Objective => How many lines in the records below hold the string "JSON"? Please answer with the number and nothing more.

Dataset items
## START

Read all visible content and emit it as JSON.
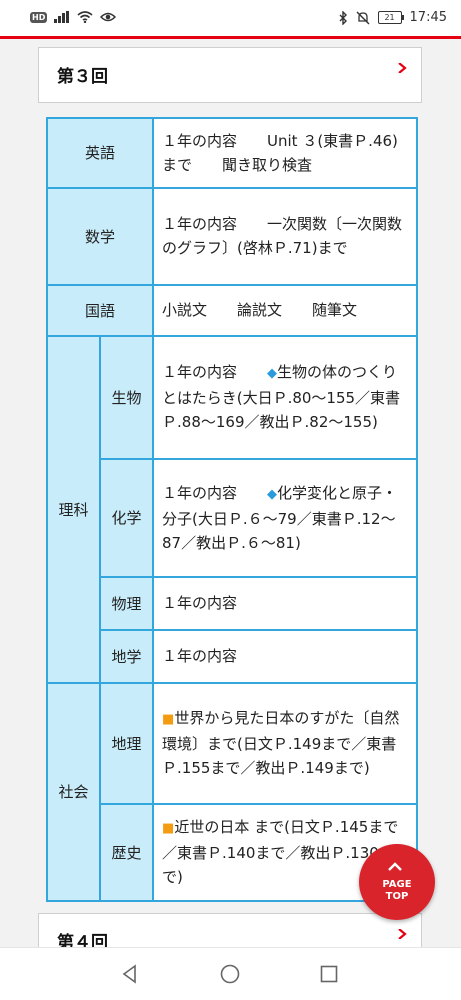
{
  "status": {
    "hd": "HD",
    "battery": "21",
    "time": "17:45"
  },
  "sections": {
    "third_title": "第３回",
    "fourth_title": "第４回"
  },
  "rows": {
    "english": {
      "subject": "英語",
      "content": "１年の内容　　Unit ３(東書Ｐ.46)まで　　聞き取り検査"
    },
    "math": {
      "subject": "数学",
      "content": "１年の内容　　一次関数〔一次関数のグラフ〕(啓林Ｐ.71)まで"
    },
    "japanese": {
      "subject": "国語",
      "content": "小説文　　論説文　　随筆文"
    },
    "science": {
      "subject": "理科",
      "biology": {
        "sub": "生物",
        "lead": "１年の内容　　",
        "bullet": "◆",
        "content": "生物の体のつくりとはたらき(大日Ｐ.80〜155／東書Ｐ.88〜169／教出Ｐ.82〜155)"
      },
      "chemistry": {
        "sub": "化学",
        "lead": "１年の内容　　",
        "bullet": "◆",
        "content": "化学変化と原子・分子(大日Ｐ.６〜79／東書Ｐ.12〜87／教出Ｐ.６〜81)"
      },
      "physics": {
        "sub": "物理",
        "content": "１年の内容"
      },
      "earth": {
        "sub": "地学",
        "content": "１年の内容"
      }
    },
    "social": {
      "subject": "社会",
      "geography": {
        "sub": "地理",
        "bullet": "■",
        "content": "世界から見た日本のすがた〔自然環境〕まで(日文Ｐ.149まで／東書Ｐ.155まで／教出Ｐ.149まで)"
      },
      "history": {
        "sub": "歴史",
        "bullet": "■",
        "content": "近世の日本 まで(日文Ｐ.145まで／東書Ｐ.140まで／教出Ｐ.130まで)"
      }
    }
  },
  "page_top": {
    "line1": "PAGE",
    "line2": "TOP"
  },
  "colors": {
    "accent_red": "#e60012",
    "table_border": "#33a7dd",
    "header_bg": "#c9ecfa",
    "bullet_blue": "#2b9be0",
    "bullet_orange": "#f39c12"
  }
}
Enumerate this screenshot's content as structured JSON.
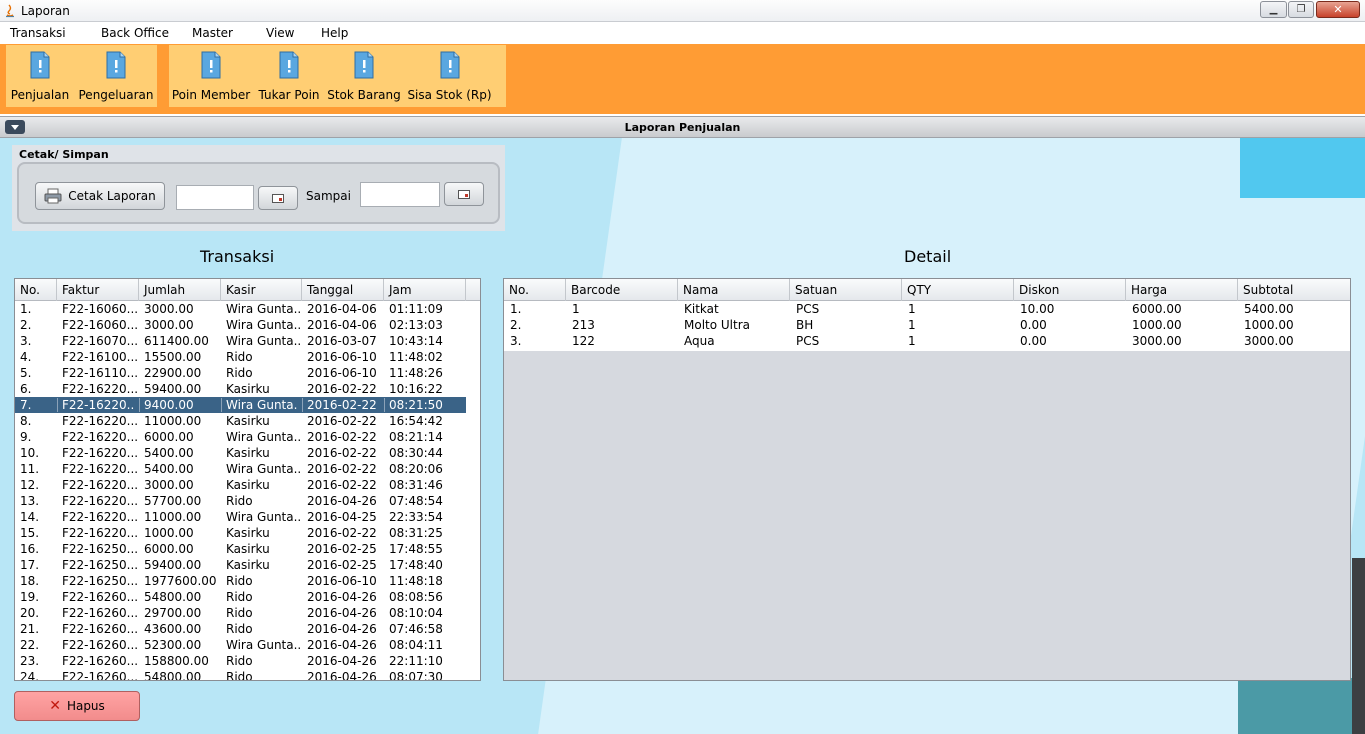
{
  "window": {
    "title": "Laporan",
    "controls": {
      "minimize": "▁",
      "maximize": "❐",
      "close": "✕"
    }
  },
  "menubar": [
    "Transaksi",
    "Back Office",
    "Master",
    "View",
    "Help"
  ],
  "toolbar": {
    "group1": [
      "Penjualan",
      "Pengeluaran"
    ],
    "group2": [
      "Poin Member",
      "Tukar Poin",
      "Stok Barang",
      "Sisa Stok (Rp)"
    ],
    "icon": "document-icon"
  },
  "frame": {
    "title": "Laporan Penjualan"
  },
  "cetak": {
    "title": "Cetak/ Simpan",
    "cetak_button": "Cetak Laporan",
    "date_from": "",
    "sampai_label": "Sampai",
    "date_to": ""
  },
  "transaksi": {
    "heading": "Transaksi",
    "columns": [
      "No.",
      "Faktur",
      "Jumlah",
      "Kasir",
      "Tanggal",
      "Jam"
    ],
    "selected_row": 6,
    "rows": [
      [
        "1.",
        "F22-16060...",
        "3000.00",
        "Wira Gunta...",
        "2016-04-06",
        "01:11:09"
      ],
      [
        "2.",
        "F22-16060...",
        "3000.00",
        "Wira Gunta...",
        "2016-04-06",
        "02:13:03"
      ],
      [
        "3.",
        "F22-16070...",
        "611400.00",
        "Wira Gunta...",
        "2016-03-07",
        "10:43:14"
      ],
      [
        "4.",
        "F22-16100...",
        "15500.00",
        "Rido",
        "2016-06-10",
        "11:48:02"
      ],
      [
        "5.",
        "F22-16110...",
        "22900.00",
        "Rido",
        "2016-06-10",
        "11:48:26"
      ],
      [
        "6.",
        "F22-16220...",
        "59400.00",
        "Kasirku",
        "2016-02-22",
        "10:16:22"
      ],
      [
        "7.",
        "F22-16220...",
        "9400.00",
        "Wira Gunta...",
        "2016-02-22",
        "08:21:50"
      ],
      [
        "8.",
        "F22-16220...",
        "11000.00",
        "Kasirku",
        "2016-02-22",
        "16:54:42"
      ],
      [
        "9.",
        "F22-16220...",
        "6000.00",
        "Wira Gunta...",
        "2016-02-22",
        "08:21:14"
      ],
      [
        "10.",
        "F22-16220...",
        "5400.00",
        "Kasirku",
        "2016-02-22",
        "08:30:44"
      ],
      [
        "11.",
        "F22-16220...",
        "5400.00",
        "Wira Gunta...",
        "2016-02-22",
        "08:20:06"
      ],
      [
        "12.",
        "F22-16220...",
        "3000.00",
        "Kasirku",
        "2016-02-22",
        "08:31:46"
      ],
      [
        "13.",
        "F22-16220...",
        "57700.00",
        "Rido",
        "2016-04-26",
        "07:48:54"
      ],
      [
        "14.",
        "F22-16220...",
        "11000.00",
        "Wira Gunta...",
        "2016-04-25",
        "22:33:54"
      ],
      [
        "15.",
        "F22-16220...",
        "1000.00",
        "Kasirku",
        "2016-02-22",
        "08:31:25"
      ],
      [
        "16.",
        "F22-16250...",
        "6000.00",
        "Kasirku",
        "2016-02-25",
        "17:48:55"
      ],
      [
        "17.",
        "F22-16250...",
        "59400.00",
        "Kasirku",
        "2016-02-25",
        "17:48:40"
      ],
      [
        "18.",
        "F22-16250...",
        "1977600.00",
        "Rido",
        "2016-06-10",
        "11:48:18"
      ],
      [
        "19.",
        "F22-16260...",
        "54800.00",
        "Rido",
        "2016-04-26",
        "08:08:56"
      ],
      [
        "20.",
        "F22-16260...",
        "29700.00",
        "Rido",
        "2016-04-26",
        "08:10:04"
      ],
      [
        "21.",
        "F22-16260...",
        "43600.00",
        "Rido",
        "2016-04-26",
        "07:46:58"
      ],
      [
        "22.",
        "F22-16260...",
        "52300.00",
        "Wira Gunta...",
        "2016-04-26",
        "08:04:11"
      ],
      [
        "23.",
        "F22-16260...",
        "158800.00",
        "Rido",
        "2016-04-26",
        "22:11:10"
      ],
      [
        "24.",
        "F22-16260...",
        "54800.00",
        "Rido",
        "2016-04-26",
        "08:07:30"
      ]
    ]
  },
  "detail": {
    "heading": "Detail",
    "columns": [
      "No.",
      "Barcode",
      "Nama",
      "Satuan",
      "QTY",
      "Diskon",
      "Harga",
      "Subtotal"
    ],
    "rows": [
      [
        "1.",
        "1",
        "Kitkat",
        "PCS",
        "1",
        "10.00",
        "6000.00",
        "5400.00"
      ],
      [
        "2.",
        "213",
        "Molto Ultra",
        "BH",
        "1",
        "0.00",
        "1000.00",
        "1000.00"
      ],
      [
        "3.",
        "122",
        "Aqua",
        "PCS",
        "1",
        "0.00",
        "3000.00",
        "3000.00"
      ]
    ]
  },
  "hapus_label": "Hapus",
  "colors": {
    "toolbar_bg": "#ff9c34",
    "toolbar_group": "#ffce73",
    "selected_row": "#3a6387",
    "hapus_bg": "#f28c8c"
  }
}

## END

Output of the task => 2